▸ **Supplied records**

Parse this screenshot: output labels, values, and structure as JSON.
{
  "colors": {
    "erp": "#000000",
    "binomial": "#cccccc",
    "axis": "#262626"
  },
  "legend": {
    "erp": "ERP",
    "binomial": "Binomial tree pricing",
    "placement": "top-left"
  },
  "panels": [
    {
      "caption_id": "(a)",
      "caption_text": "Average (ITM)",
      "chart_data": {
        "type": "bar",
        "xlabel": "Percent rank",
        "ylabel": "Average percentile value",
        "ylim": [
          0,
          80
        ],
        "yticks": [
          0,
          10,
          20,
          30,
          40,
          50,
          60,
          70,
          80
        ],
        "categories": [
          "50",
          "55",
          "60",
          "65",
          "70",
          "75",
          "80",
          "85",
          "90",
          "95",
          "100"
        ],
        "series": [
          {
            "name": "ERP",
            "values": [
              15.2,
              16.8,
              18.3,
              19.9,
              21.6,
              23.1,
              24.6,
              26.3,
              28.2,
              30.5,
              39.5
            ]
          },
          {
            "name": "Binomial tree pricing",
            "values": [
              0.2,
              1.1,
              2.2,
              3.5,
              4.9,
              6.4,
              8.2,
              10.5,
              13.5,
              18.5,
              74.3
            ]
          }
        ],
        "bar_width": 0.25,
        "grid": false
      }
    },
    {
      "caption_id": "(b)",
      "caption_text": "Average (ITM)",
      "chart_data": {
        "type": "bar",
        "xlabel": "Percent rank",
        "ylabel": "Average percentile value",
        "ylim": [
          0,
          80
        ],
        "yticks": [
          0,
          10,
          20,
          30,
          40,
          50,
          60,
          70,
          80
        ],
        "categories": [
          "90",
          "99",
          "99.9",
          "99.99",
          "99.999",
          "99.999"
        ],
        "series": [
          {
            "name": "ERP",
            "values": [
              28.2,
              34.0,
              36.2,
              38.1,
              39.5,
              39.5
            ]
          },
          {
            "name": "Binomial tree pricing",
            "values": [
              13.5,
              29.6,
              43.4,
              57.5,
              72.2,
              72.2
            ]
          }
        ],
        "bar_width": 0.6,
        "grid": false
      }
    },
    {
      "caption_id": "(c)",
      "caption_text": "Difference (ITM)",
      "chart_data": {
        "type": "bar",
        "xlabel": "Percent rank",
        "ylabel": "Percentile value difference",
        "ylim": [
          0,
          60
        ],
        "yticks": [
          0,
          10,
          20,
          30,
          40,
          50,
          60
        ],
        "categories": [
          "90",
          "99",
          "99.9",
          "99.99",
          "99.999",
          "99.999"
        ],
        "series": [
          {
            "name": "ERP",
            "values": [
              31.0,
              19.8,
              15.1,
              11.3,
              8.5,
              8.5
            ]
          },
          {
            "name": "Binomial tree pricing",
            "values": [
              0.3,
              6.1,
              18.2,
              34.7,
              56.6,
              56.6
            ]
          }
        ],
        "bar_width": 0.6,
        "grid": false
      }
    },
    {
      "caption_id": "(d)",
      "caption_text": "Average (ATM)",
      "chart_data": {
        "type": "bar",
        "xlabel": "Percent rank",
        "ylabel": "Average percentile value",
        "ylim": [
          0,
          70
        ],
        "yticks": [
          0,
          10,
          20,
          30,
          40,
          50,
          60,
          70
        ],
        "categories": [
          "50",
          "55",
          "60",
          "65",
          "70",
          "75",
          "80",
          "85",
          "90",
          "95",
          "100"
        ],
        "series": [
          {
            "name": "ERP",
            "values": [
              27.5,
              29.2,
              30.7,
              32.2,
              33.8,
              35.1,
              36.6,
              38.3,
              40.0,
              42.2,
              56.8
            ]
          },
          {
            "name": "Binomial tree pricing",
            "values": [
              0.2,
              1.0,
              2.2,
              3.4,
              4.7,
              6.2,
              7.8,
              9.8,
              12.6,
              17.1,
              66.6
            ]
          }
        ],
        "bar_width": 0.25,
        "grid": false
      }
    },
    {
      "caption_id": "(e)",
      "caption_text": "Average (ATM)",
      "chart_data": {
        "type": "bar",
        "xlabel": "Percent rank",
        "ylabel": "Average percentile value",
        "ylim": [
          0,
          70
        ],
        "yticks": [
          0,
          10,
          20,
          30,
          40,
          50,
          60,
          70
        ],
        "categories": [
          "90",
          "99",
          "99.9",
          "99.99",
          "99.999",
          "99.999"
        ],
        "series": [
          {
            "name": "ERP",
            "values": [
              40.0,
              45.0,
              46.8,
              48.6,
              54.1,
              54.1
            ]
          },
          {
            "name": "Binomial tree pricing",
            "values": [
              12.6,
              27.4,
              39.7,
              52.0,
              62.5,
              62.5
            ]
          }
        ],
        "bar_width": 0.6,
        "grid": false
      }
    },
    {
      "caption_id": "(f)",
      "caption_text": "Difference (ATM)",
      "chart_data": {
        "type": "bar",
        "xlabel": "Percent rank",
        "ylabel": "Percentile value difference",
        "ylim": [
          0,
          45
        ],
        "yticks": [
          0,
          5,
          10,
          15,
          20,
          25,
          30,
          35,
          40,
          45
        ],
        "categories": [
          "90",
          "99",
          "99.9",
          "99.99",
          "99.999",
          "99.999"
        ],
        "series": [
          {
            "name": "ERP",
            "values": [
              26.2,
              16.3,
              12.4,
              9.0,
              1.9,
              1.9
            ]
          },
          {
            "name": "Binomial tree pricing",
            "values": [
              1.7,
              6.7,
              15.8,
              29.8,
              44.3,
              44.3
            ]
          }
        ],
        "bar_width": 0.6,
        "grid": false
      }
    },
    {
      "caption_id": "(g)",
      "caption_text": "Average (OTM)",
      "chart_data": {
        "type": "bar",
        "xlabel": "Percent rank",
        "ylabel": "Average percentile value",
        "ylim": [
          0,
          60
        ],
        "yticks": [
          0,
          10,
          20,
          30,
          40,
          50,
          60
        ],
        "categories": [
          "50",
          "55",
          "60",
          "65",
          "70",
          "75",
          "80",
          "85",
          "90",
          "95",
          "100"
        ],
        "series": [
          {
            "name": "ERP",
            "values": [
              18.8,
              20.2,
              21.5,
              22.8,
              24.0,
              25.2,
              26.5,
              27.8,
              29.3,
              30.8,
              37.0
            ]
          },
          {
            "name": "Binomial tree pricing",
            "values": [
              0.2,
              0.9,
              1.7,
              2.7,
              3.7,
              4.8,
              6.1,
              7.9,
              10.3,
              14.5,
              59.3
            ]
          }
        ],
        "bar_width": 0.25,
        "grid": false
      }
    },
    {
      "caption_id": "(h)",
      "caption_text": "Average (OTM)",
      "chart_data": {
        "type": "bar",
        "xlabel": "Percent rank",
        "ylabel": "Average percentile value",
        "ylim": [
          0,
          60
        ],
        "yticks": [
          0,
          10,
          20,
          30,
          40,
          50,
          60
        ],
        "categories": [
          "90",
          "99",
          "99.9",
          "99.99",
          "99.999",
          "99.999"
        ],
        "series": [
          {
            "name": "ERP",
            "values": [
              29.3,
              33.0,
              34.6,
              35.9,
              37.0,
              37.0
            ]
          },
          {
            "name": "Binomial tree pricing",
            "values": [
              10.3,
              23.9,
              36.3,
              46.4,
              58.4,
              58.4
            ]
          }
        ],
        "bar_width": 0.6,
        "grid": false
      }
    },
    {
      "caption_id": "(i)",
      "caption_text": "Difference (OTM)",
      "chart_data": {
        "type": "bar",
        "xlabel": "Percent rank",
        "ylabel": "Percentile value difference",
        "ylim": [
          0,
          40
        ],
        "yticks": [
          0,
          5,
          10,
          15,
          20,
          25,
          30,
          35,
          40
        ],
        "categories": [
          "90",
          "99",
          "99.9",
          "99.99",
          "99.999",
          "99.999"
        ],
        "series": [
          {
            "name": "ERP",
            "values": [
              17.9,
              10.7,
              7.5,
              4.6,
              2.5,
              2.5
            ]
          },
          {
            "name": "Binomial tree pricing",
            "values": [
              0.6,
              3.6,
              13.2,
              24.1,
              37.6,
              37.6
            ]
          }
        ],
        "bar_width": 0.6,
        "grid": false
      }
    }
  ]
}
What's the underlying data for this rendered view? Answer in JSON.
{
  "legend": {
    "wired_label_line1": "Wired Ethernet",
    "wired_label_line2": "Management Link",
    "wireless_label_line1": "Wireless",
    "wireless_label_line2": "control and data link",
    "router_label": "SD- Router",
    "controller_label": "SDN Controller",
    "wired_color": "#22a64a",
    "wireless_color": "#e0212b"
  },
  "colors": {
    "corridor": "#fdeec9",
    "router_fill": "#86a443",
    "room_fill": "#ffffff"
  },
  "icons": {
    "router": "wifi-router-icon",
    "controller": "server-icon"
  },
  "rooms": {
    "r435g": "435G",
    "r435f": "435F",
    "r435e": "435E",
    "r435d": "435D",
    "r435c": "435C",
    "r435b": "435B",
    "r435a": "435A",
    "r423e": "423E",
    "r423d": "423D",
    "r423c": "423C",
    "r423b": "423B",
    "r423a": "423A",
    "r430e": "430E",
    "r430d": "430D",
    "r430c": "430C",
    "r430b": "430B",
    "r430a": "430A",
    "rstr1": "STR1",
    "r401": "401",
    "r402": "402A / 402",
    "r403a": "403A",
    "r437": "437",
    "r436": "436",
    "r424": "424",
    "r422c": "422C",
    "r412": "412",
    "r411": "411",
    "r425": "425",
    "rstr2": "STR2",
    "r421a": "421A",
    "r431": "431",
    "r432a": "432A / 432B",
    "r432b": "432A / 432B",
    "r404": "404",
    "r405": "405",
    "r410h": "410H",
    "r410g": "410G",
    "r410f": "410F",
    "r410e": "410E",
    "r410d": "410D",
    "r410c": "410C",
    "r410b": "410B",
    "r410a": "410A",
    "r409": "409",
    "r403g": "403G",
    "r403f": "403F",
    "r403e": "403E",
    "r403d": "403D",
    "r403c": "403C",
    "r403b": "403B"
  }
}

▸ **Set problem**
Gather from the records above every line containing the string "JSON".

▸ **Result**
Parse this screenshot: output labels, values, and structure as JSON.
What's the underlying data for this rendered view? Answer in JSON.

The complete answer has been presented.